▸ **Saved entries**
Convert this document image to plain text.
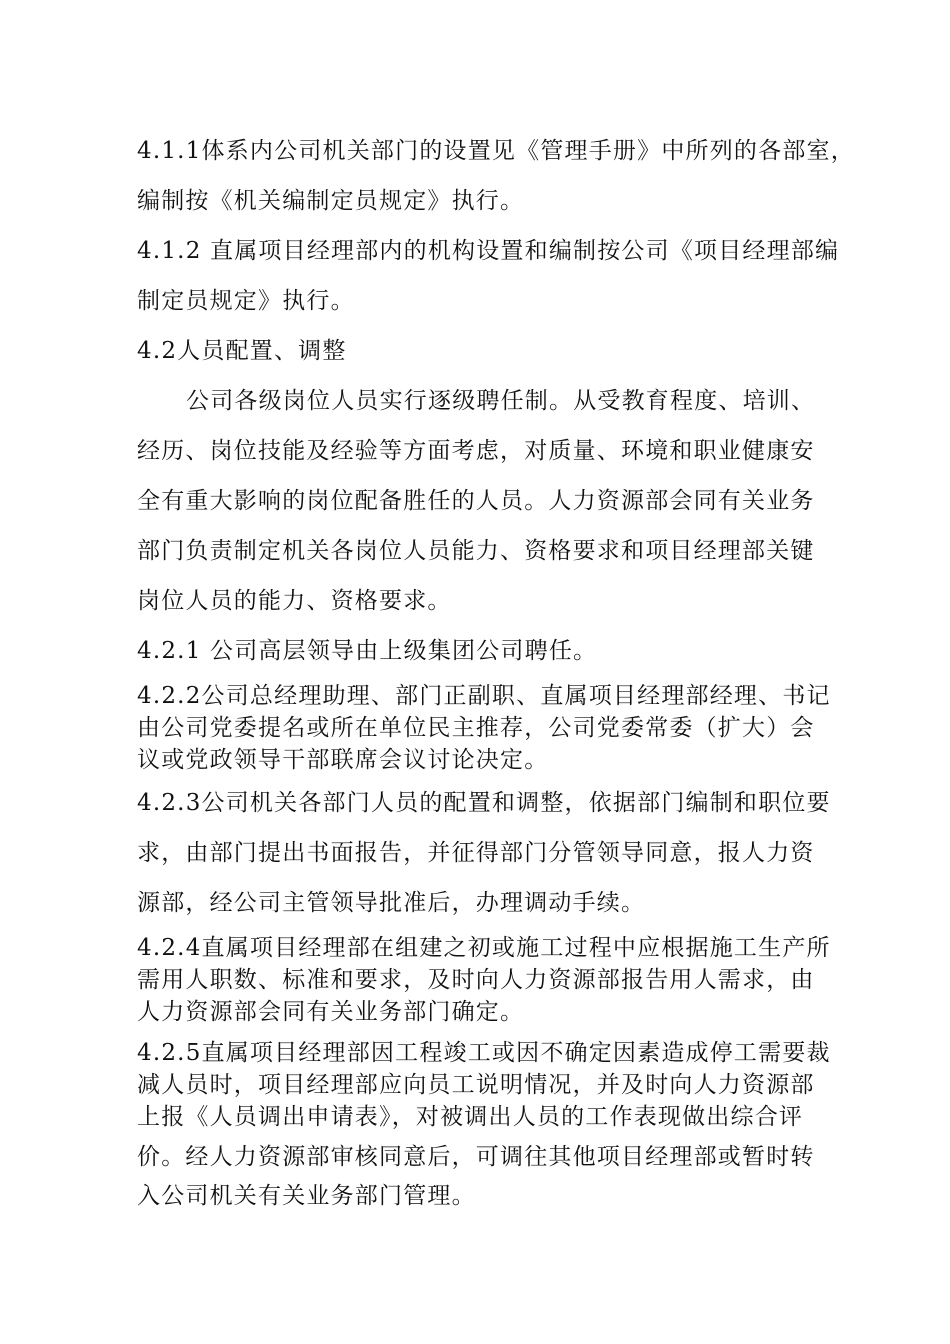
4.1.1体系内公司机关部门的设置见《管理手册》中所列的各部室，
编制按《机关编制定员规定》执行。
4.1.2 直属项目经理部内的机构设置和编制按公司《项目经理部编
制定员规定》执行。
4.2人员配置、调整
公司各级岗位人员实行逐级聘任制。从受教育程度、培训、
经历、岗位技能及经验等方面考虑，对质量、环境和职业健康安
全有重大影响的岗位配备胜任的人员。人力资源部会同有关业务
部门负责制定机关各岗位人员能力、资格要求和项目经理部关键
岗位人员的能力、资格要求。
4.2.1 公司高层领导由上级集团公司聘任。
4.2.2公司总经理助理、部门正副职、直属项目经理部经理、书记
由公司党委提名或所在单位民主推荐，公司党委常委（扩大）会
议或党政领导干部联席会议讨论决定。
4.2.3公司机关各部门人员的配置和调整，依据部门编制和职位要
求，由部门提出书面报告，并征得部门分管领导同意，报人力资
源部，经公司主管领导批准后，办理调动手续。
4.2.4直属项目经理部在组建之初或施工过程中应根据施工生产所
需用人职数、标准和要求，及时向人力资源部报告用人需求，由
人力资源部会同有关业务部门确定。
4.2.5直属项目经理部因工程竣工或因不确定因素造成停工需要裁
减人员时，项目经理部应向员工说明情况，并及时向人力资源部
上报《人员调出申请表》，对被调出人员的工作表现做出综合评
价。经人力资源部审核同意后，可调往其他项目经理部或暂时转
入公司机关有关业务部门管理。
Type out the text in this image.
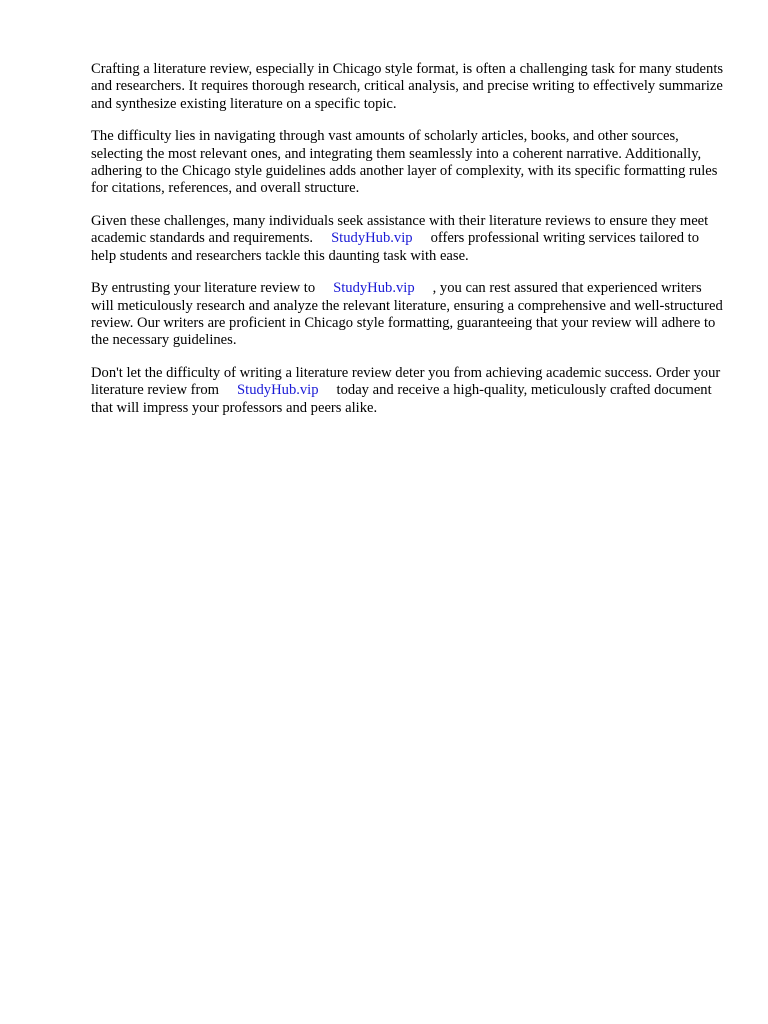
Crafting a literature review, especially in Chicago style format, is often a challenging task for many students and researchers. It requires thorough research, critical analysis, and precise writing to effectively summarize and synthesize existing literature on a specific topic.

The difficulty lies in navigating through vast amounts of scholarly articles, books, and other sources, selecting the most relevant ones, and integrating them seamlessly into a coherent narrative. Additionally, adhering to the Chicago style guidelines adds another layer of complexity, with its specific formatting rules for citations, references, and overall structure.

Given these challenges, many individuals seek assistance with their literature reviews to ensure they meet academic standards and requirements. StudyHub.vip offers professional writing services tailored to help students and researchers tackle this daunting task with ease.

By entrusting your literature review to StudyHub.vip , you can rest assured that experienced writers will meticulously research and analyze the relevant literature, ensuring a comprehensive and well-structured review. Our writers are proficient in Chicago style formatting, guaranteeing that your review will adhere to the necessary guidelines.

Don't let the difficulty of writing a literature review deter you from achieving academic success. Order your literature review from StudyHub.vip today and receive a high-quality, meticulously crafted document that will impress your professors and peers alike.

▸ **Requirements**
Gather each line holding the string "StudyHub".

▸ **Result of the task**
Given these challenges, many individuals seek assistance with their literature reviews to ensure they meet academic standards and requirements. StudyHub.vip offers professional writing services tailored to help students and researchers tackle this daunting task with ease.
By entrusting your literature review to StudyHub.vip , you can rest assured that experienced writers will meticulously research and analyze the relevant literature, ensuring a comprehensive and well-structured review. Our writers are proficient in Chicago style formatting, guaranteeing that your review will adhere to the necessary guidelines.
Don't let the difficulty of writing a literature review deter you from achieving academic success. Order your literature review from StudyHub.vip today and receive a high-quality, meticulously crafted document that will impress your professors and peers alike.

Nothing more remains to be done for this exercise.